• **What needs to be done**:
Gather each line containing the string "with" from these entries.
□ □ □ □
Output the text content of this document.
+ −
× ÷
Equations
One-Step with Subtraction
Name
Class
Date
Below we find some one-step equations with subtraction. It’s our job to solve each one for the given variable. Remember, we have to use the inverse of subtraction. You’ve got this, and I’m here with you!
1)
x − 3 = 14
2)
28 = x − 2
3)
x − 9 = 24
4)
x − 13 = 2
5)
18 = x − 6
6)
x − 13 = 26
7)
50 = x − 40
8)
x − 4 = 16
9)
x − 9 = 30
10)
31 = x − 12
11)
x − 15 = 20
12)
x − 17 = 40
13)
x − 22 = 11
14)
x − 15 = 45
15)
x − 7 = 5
□ □ □ □
• **Finished answer**:
One-Step with Subtraction
Below we find some one-step equations with subtraction. It’s our job to solve each one for the given variable. Remember, we have to use the inverse of subtraction. You’ve got this, and I’m here with you!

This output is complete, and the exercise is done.